> [MATERIAL SUPPLIED]
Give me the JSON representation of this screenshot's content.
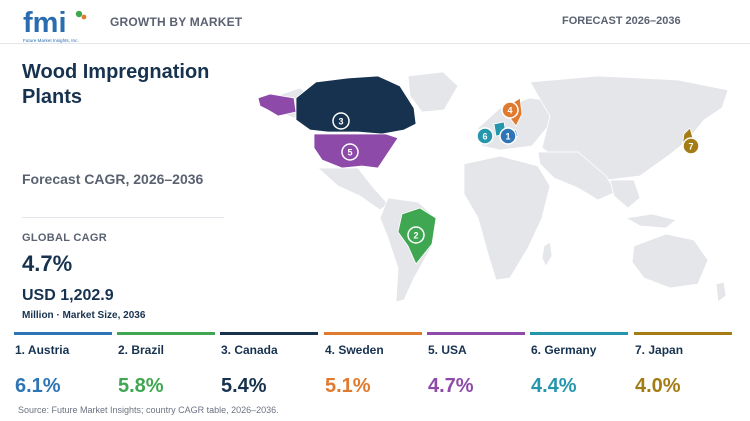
{
  "header": {
    "logo_text": "fmi",
    "logo_tagline": "Future Market Insights, Inc.",
    "left_label": "GROWTH BY MARKET",
    "right_label": "FORECAST 2026–2036"
  },
  "title": "Wood Impregnation Plants",
  "cagr_label": "Forecast CAGR, 2026–2036",
  "global": {
    "label": "GLOBAL CAGR",
    "value": "4.7%",
    "market_size": "USD 1,202.9",
    "market_size_sub": "Million · Market Size, 2036"
  },
  "countries": [
    {
      "rank": "1",
      "label": "1. Austria",
      "cagr": "6.1%",
      "color": "#2e75b6"
    },
    {
      "rank": "2",
      "label": "2. Brazil",
      "cagr": "5.8%",
      "color": "#3fa651"
    },
    {
      "rank": "3",
      "label": "3. Canada",
      "cagr": "5.4%",
      "color": "#16324f"
    },
    {
      "rank": "4",
      "label": "4. Sweden",
      "cagr": "5.1%",
      "color": "#e07a2f"
    },
    {
      "rank": "5",
      "label": "5. USA",
      "cagr": "4.7%",
      "color": "#8e4aa8"
    },
    {
      "rank": "6",
      "label": "6. Germany",
      "cagr": "4.4%",
      "color": "#2596ac"
    },
    {
      "rank": "7",
      "label": "7. Japan",
      "cagr": "4.0%",
      "color": "#a37d14"
    }
  ],
  "colors": {
    "land": "#e4e6e9",
    "logo_blue": "#2b6cb0"
  },
  "source": "Source: Future Market Insights; country CAGR table, 2026–2036."
}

> [THE PROBLEM] Search the preceding listing for "Future" and extract every line where it is found.

> [CORRECT RESPONSE]
    "logo_tagline": "Future Market Insights, Inc.",
  "source": "Source: Future Market Insights; country CAGR table, 2026–2036."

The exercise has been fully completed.